Written problem: Write the listing below out again exactly, dropping the images.

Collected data
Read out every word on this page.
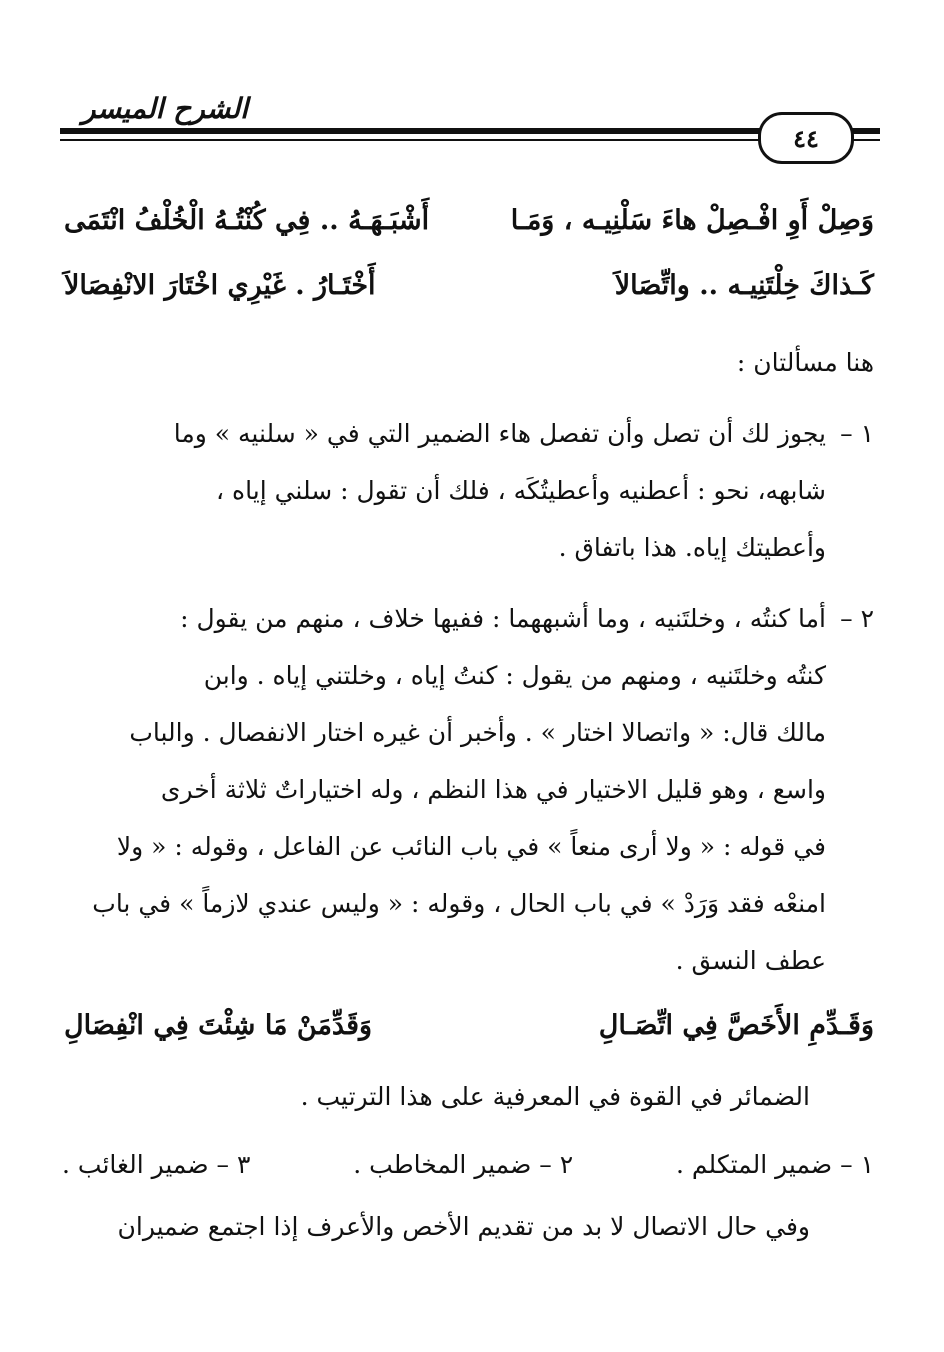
الشرح الميسر
٤٤
وَصِلْ أَوِ افْـصِلْ هاءَ سَلْنِيـه ، وَمَـا
أَشْبَـهَـهُ .. فِي كُنْتُـهُ الْخُلْفُ انْتَمَى
كَـذاكَ خِلْتَنِيـه .. واتِّصَالاَ
أَخْتَـارُ . غَيْرِي اخْتَارَ الانْفِصَالاَ
هنا مسألتان :
١ –يجوز لك أن تصل وأن تفصل هاء الضمير التي في « سلنيه » وما
شابهه، نحو : أعطنيه وأعطيتُكَه ، فلك أن تقول : سلني إياه ،
وأعطيتك إياه. هذا باتفاق .
٢ –أما كنتُه ، وخلتَنيه ، وما أشبههما : ففيها خلاف ، منهم من يقول :
كنتُه وخلتَنيه ، ومنهم من يقول : كنتُ إياه ، وخلتني إياه . وابن
مالك قال: « واتصالا اختار » . وأخبر أن غيره اختار الانفصال . والباب
واسع ، وهو قليل الاختيار في هذا النظم ، وله اختياراتٌ ثلاثة أخرى
في قوله : « ولا أرى منعاً » في باب النائب عن الفاعل ، وقوله : « ولا
امنعْه فقد وَرَدْ » في باب الحال ، وقوله : « وليس عندي لازماً » في باب
عطف النسق .
وَقَـدِّمِ الأَخَصَّ فِي اتِّصَـالِ
وَقَدِّمَنْ مَا شِئْتَ فِي انْفِصَالِ
الضمائر في القوة في المعرفية على هذا الترتيب .
١ – ضمير المتكلم .
٢ – ضمير المخاطب .
٣ – ضمير الغائب .
وفي حال الاتصال لا بد من تقديم الأخص والأعرف إذا اجتمع ضميران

Right answer:
Read out every word on this page.
الشرح الميسر
٤٤
وَصِلْ أَوِ افْـصِلْ هاءَ سَلْنِيـه ، وَمَـا
أَشْبَـهَـهُ .. فِي كُنْتُـهُ الْخُلْفُ انْتَمَى
كَـذاكَ خِلْتَنِيـه .. واتِّصَالاَ
أَخْتَـارُ . غَيْرِي اخْتَارَ الانْفِصَالاَ
هنا مسألتان :
١ –يجوز لك أن تصل وأن تفصل هاء الضمير التي في « سلنيه » وما
شابهه، نحو : أعطنيه وأعطيتُكَه ، فلك أن تقول : سلني إياه ،
وأعطيتك إياه. هذا باتفاق .
٢ –أما كنتُه ، وخلتَنيه ، وما أشبههما : ففيها خلاف ، منهم من يقول :
كنتُه وخلتَنيه ، ومنهم من يقول : كنتُ إياه ، وخلتني إياه . وابن
مالك قال: « واتصالا اختار » . وأخبر أن غيره اختار الانفصال . والباب
واسع ، وهو قليل الاختيار في هذا النظم ، وله اختياراتٌ ثلاثة أخرى
في قوله : « ولا أرى منعاً » في باب النائب عن الفاعل ، وقوله : « ولا
امنعْه فقد وَرَدْ » في باب الحال ، وقوله : « وليس عندي لازماً » في باب
عطف النسق .
وَقَـدِّمِ الأَخَصَّ فِي اتِّصَـالِ
وَقَدِّمَنْ مَا شِئْتَ فِي انْفِصَالِ
الضمائر في القوة في المعرفية على هذا الترتيب .
١ – ضمير المتكلم .
٢ – ضمير المخاطب .
٣ – ضمير الغائب .
وفي حال الاتصال لا بد من تقديم الأخص والأعرف إذا اجتمع ضميران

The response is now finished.